» AIM
Search the listing below for the string "category" and copy every line where it occurs.
[BEGIN ENTRIES PROVIDED]
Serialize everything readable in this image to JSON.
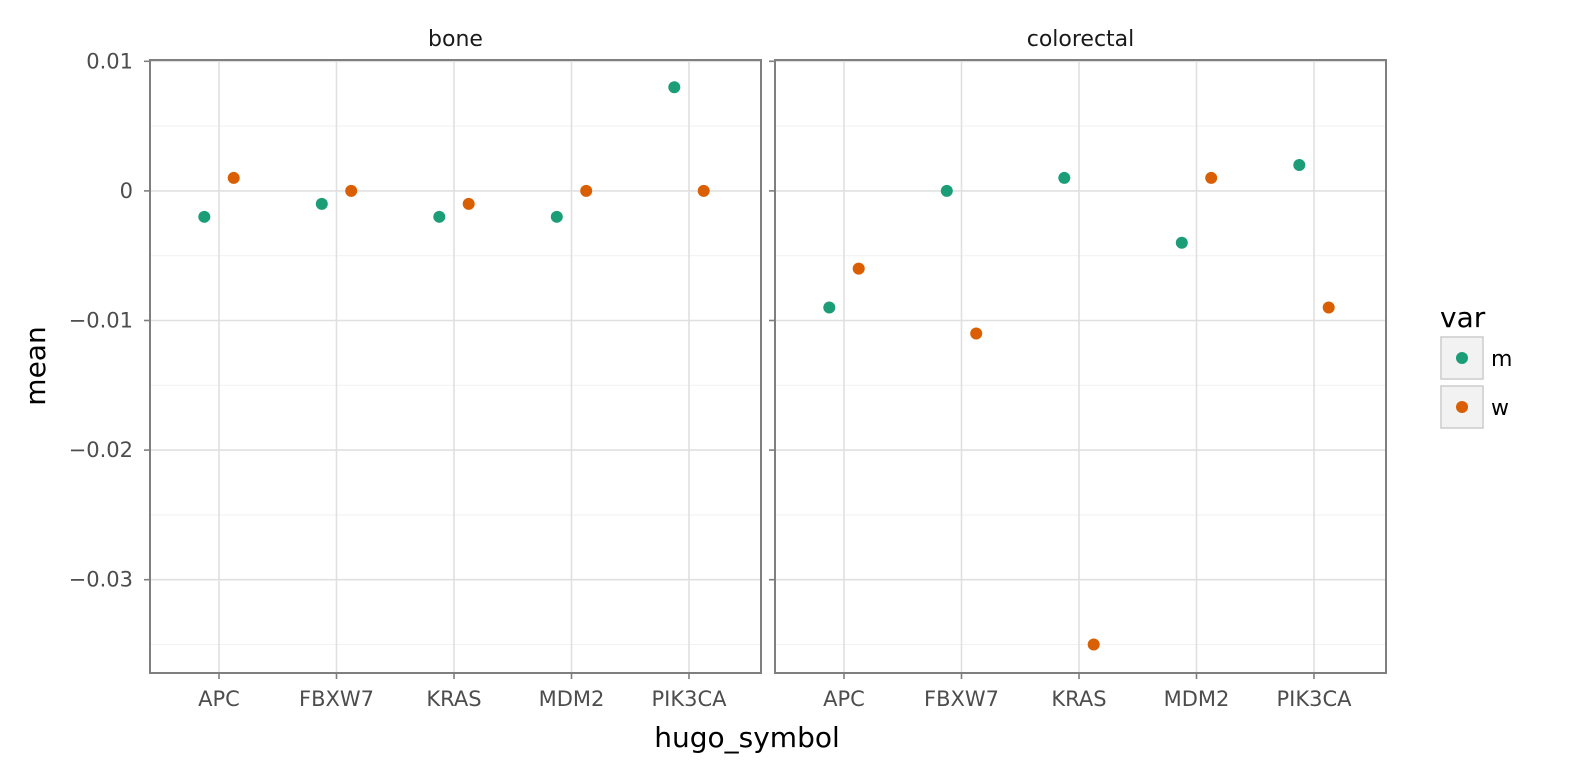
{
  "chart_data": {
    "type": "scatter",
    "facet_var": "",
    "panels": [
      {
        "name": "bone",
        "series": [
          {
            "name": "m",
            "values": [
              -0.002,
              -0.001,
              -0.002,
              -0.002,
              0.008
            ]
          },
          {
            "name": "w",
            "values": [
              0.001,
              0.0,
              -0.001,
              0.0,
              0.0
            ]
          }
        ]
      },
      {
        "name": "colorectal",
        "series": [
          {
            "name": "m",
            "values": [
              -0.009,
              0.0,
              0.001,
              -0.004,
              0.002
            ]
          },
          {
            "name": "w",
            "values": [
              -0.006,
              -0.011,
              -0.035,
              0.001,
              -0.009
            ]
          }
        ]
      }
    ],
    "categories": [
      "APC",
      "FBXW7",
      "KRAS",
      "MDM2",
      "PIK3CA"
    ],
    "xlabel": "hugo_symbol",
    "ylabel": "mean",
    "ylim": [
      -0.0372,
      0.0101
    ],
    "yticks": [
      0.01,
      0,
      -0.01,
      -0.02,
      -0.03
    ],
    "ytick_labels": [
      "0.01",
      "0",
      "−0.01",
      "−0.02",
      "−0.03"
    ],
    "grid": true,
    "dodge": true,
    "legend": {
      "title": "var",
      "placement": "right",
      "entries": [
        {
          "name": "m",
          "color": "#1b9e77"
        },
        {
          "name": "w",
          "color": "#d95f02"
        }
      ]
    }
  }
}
[END ENTRIES PROVIDED]
[BEGIN ENTRIES PROVIDED]
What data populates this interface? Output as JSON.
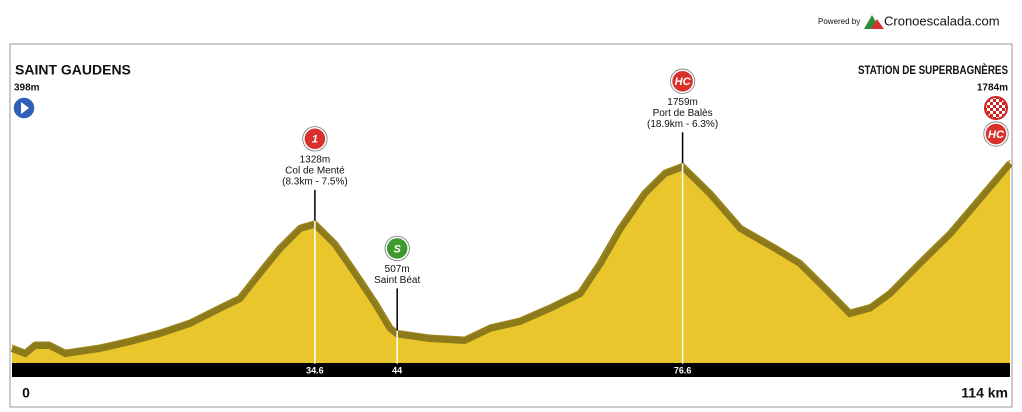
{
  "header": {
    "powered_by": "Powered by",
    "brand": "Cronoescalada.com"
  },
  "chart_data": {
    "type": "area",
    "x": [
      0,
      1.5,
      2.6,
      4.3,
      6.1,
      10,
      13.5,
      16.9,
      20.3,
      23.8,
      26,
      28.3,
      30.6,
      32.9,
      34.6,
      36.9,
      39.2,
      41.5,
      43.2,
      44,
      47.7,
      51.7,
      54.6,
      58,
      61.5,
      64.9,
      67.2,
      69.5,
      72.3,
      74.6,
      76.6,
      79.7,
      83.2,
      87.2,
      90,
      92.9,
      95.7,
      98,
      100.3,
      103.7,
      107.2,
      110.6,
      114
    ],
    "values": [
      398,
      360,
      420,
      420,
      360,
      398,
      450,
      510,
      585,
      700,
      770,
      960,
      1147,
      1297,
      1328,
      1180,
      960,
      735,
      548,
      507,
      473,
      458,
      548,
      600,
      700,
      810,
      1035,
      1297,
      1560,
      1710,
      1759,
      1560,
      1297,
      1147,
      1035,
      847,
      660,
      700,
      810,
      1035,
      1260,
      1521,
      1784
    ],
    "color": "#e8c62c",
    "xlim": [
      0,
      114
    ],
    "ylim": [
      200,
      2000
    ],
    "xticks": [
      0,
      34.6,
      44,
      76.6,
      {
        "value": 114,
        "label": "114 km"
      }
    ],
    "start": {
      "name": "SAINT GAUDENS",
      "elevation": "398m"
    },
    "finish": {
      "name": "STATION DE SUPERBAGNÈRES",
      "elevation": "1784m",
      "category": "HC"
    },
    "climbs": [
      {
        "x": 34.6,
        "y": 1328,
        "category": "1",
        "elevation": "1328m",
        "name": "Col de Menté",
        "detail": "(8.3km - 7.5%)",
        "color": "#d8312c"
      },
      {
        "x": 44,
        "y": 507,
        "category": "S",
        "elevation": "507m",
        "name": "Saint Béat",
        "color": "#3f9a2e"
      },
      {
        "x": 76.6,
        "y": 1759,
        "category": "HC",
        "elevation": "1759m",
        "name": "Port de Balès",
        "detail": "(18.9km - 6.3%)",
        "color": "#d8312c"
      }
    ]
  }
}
[END ENTRIES PROVIDED]
» RESPONSE
      "category": "HC"
        "category": "1",
        "category": "S",
        "category": "HC",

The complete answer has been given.